* **Problem to work on**
Gather all lines with the word "Mean" in them.

>> START Records for processing

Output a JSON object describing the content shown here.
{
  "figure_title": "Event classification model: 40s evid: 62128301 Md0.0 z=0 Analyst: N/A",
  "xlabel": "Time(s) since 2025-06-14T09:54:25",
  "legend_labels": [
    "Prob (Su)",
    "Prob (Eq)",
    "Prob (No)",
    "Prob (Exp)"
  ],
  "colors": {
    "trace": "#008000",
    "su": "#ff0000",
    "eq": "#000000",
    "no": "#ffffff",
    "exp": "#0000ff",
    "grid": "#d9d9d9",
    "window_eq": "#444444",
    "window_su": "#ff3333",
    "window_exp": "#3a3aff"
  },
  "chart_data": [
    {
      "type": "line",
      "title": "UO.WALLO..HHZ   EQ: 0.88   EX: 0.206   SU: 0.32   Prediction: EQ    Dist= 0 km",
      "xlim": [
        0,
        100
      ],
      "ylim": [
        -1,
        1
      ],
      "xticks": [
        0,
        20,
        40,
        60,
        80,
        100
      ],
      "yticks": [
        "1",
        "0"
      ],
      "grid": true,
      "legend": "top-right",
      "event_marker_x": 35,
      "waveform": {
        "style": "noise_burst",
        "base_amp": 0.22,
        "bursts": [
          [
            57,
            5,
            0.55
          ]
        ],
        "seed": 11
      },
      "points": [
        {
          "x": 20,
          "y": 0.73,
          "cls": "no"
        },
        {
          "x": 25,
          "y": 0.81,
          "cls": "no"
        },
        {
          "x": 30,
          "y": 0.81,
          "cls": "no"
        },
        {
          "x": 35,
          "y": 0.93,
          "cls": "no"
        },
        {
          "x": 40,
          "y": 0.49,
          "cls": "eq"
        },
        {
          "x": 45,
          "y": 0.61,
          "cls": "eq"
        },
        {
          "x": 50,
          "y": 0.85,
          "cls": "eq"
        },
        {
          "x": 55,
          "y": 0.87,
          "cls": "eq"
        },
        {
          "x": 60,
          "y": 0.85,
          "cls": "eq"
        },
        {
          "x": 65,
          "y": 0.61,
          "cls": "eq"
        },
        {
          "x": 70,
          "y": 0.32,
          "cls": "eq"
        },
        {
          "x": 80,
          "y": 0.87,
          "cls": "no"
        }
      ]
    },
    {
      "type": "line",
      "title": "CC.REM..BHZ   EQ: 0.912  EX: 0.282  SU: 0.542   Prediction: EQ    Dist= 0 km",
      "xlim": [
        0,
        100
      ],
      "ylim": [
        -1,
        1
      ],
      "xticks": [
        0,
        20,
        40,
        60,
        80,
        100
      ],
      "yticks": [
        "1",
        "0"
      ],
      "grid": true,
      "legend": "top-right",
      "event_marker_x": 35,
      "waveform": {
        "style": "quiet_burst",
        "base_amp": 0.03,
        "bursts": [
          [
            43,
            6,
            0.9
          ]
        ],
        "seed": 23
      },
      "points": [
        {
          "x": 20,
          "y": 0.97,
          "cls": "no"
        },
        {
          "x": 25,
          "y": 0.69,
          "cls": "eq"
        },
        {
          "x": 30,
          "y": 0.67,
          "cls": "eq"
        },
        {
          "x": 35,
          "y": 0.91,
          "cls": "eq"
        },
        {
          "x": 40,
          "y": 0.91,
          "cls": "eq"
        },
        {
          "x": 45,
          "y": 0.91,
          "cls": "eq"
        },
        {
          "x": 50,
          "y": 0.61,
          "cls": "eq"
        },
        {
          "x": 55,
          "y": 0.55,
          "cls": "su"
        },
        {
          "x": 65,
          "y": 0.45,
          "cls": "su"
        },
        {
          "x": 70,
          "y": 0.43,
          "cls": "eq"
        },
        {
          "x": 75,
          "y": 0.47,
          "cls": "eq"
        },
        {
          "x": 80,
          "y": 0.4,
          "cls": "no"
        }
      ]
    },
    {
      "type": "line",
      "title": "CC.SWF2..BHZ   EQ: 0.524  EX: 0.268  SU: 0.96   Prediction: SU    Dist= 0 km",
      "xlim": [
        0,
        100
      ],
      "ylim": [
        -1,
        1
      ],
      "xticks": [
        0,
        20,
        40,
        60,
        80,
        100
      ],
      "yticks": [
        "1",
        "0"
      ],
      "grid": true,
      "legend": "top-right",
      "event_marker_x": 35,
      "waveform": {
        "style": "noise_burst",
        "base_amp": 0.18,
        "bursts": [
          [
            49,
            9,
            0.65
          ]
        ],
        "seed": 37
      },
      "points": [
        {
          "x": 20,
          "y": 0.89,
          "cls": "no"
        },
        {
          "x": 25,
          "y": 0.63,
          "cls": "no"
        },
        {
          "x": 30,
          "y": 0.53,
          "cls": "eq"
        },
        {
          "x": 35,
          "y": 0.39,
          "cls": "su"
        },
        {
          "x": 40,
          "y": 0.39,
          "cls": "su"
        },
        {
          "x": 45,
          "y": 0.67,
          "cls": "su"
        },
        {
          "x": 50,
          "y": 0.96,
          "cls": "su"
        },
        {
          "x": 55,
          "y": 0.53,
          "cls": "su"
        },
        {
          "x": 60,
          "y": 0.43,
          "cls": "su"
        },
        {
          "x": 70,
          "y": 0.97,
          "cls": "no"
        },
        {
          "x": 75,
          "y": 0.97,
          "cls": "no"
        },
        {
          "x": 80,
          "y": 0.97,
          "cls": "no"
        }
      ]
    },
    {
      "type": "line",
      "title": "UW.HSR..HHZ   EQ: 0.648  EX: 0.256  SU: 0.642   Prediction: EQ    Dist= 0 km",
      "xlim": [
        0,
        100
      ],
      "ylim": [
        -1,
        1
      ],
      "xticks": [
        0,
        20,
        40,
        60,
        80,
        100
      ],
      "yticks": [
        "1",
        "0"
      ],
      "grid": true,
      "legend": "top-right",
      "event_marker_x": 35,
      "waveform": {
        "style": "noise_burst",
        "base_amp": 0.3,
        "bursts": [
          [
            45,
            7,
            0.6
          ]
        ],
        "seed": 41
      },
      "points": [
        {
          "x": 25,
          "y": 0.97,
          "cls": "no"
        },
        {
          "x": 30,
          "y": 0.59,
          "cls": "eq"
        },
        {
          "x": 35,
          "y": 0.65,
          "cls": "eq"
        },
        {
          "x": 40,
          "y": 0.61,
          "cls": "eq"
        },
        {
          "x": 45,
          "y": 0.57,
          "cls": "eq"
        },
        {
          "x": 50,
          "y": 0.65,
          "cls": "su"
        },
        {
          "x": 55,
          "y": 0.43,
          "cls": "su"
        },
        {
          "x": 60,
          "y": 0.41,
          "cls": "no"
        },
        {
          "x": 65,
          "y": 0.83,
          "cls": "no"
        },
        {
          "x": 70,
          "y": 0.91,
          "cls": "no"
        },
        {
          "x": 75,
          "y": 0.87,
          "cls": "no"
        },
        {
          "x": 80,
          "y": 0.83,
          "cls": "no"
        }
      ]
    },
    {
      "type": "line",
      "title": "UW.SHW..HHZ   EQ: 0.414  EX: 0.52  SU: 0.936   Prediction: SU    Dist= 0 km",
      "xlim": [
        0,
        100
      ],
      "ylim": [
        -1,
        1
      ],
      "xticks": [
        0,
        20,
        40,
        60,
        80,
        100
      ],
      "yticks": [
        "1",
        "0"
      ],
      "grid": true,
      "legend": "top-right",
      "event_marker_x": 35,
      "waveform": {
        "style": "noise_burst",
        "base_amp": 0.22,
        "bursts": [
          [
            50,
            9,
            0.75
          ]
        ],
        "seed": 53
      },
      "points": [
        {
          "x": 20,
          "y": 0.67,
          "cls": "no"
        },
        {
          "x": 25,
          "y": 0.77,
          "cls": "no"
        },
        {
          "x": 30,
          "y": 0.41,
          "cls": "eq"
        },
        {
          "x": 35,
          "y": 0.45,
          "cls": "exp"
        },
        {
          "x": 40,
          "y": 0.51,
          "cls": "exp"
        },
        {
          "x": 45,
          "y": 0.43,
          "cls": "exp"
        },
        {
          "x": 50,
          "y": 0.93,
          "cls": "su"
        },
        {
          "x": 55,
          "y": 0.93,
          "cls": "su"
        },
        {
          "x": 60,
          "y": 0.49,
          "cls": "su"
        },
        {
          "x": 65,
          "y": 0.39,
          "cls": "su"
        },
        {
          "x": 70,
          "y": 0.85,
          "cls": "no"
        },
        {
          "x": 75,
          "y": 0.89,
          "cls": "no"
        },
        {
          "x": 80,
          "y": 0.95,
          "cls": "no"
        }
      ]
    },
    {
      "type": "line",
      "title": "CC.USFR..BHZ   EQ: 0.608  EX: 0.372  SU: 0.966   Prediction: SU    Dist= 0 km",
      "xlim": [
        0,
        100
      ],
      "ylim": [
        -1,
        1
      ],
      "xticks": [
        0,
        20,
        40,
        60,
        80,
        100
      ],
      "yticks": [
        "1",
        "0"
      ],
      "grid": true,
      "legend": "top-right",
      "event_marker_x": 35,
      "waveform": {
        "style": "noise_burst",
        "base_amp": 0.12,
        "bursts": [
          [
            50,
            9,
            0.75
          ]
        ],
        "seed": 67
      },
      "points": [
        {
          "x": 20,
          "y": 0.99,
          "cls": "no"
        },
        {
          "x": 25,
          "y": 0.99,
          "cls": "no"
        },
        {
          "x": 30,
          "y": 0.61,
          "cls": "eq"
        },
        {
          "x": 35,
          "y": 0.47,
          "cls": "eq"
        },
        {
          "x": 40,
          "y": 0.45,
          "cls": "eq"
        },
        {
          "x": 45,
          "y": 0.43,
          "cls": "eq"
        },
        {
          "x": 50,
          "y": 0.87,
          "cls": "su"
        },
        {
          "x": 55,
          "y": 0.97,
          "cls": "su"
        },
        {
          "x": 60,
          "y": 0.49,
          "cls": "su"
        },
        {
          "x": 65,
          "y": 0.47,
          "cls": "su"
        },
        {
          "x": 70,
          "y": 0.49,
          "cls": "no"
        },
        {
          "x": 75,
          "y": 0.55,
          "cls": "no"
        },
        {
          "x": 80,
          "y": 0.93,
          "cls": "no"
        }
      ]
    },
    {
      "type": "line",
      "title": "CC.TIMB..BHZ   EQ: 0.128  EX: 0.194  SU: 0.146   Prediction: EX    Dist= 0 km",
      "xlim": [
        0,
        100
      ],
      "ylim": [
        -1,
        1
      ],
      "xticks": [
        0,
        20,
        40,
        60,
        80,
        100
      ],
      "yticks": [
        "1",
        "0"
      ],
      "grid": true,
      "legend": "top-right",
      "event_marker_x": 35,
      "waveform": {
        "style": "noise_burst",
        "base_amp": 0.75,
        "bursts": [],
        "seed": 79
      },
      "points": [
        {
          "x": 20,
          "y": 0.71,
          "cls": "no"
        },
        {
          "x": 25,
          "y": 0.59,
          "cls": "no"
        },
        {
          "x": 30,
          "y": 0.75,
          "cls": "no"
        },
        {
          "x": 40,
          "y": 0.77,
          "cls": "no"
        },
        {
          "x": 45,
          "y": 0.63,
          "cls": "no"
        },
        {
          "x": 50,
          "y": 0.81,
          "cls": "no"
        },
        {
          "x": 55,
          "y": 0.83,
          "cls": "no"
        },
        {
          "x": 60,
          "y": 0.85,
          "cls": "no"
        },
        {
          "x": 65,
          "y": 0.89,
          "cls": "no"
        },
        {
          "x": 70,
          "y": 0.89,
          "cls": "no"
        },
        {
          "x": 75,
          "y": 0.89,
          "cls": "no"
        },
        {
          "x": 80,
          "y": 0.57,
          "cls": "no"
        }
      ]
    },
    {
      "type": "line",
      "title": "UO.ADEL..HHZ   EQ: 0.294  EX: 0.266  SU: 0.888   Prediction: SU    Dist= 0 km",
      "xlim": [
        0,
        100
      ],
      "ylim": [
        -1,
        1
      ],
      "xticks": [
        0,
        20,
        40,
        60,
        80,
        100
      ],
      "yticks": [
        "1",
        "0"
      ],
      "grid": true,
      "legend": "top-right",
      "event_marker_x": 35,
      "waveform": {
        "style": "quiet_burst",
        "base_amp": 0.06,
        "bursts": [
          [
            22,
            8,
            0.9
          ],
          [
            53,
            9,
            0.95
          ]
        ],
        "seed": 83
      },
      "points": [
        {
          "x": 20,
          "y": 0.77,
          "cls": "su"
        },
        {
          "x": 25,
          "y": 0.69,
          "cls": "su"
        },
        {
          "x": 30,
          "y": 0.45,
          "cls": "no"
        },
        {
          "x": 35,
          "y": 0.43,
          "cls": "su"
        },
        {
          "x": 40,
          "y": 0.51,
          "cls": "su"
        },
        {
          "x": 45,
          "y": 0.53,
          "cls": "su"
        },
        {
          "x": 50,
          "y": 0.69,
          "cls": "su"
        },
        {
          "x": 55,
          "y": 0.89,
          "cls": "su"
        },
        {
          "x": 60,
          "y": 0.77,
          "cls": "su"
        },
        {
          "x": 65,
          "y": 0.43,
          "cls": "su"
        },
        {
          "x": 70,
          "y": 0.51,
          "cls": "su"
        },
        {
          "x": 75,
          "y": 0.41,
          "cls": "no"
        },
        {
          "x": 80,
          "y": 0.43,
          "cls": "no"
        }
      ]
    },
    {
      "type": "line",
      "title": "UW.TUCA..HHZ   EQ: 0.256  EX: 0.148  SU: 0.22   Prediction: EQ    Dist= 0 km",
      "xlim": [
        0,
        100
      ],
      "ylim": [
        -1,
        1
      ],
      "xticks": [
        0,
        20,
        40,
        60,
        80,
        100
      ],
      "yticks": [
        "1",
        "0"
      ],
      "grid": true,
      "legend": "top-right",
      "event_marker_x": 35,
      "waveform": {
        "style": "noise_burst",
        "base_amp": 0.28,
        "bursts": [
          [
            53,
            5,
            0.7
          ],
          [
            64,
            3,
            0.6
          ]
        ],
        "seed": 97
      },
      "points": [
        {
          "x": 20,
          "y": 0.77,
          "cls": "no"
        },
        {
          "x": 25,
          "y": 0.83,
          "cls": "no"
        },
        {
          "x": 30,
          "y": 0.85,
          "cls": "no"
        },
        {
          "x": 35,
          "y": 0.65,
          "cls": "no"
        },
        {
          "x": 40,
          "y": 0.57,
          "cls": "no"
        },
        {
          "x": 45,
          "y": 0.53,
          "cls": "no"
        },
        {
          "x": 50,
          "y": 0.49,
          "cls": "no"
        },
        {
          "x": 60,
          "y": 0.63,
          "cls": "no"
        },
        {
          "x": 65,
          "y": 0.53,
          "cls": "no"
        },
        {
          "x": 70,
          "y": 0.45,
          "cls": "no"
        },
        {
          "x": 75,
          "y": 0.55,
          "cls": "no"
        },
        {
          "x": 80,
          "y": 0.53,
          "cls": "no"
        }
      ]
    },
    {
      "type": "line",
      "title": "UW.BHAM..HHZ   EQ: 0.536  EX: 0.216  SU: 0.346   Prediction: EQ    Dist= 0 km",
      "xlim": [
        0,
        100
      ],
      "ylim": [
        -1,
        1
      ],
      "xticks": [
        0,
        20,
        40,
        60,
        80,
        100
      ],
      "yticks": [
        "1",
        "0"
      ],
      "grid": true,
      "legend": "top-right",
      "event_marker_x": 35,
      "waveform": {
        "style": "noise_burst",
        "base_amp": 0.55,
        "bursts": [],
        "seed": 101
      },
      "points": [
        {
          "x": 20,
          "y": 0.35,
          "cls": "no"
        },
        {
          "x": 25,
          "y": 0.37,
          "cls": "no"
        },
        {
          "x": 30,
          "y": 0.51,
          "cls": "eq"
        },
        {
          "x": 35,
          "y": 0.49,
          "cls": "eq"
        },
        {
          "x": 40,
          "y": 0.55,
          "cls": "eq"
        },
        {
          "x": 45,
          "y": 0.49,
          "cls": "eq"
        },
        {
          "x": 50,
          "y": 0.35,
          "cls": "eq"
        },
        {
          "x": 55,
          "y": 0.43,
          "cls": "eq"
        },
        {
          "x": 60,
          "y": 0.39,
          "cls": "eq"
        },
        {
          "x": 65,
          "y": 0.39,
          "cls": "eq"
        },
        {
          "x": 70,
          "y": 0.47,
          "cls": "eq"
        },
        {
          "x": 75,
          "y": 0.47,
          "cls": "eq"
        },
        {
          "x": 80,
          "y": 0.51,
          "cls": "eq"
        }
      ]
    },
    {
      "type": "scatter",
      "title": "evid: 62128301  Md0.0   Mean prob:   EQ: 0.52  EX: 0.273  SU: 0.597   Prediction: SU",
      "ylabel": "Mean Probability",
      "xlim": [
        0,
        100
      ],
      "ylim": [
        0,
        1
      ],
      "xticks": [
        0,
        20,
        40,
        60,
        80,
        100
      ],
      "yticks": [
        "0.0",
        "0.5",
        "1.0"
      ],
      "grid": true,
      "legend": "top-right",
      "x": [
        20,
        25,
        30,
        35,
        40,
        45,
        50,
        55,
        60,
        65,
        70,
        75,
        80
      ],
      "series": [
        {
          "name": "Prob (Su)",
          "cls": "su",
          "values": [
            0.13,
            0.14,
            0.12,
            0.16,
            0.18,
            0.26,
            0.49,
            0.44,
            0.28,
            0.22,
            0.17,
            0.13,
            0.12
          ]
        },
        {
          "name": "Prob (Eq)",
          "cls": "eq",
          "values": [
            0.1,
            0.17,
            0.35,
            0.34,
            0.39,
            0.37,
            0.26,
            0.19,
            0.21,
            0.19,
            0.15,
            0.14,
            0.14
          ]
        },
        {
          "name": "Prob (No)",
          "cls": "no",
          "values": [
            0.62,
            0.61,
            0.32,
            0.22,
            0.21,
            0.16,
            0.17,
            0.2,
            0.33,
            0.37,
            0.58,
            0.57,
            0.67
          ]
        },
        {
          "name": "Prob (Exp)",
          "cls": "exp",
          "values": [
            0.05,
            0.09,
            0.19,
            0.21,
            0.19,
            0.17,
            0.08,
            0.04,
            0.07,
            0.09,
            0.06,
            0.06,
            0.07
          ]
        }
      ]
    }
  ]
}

>> END Records for processing

* **Response to this exercise**
      "title": "evid: 62128301  Md0.0   Mean prob:   EQ: 0.52  EX: 0.273  SU: 0.597   Prediction: SU",
      "ylabel": "Mean Probability",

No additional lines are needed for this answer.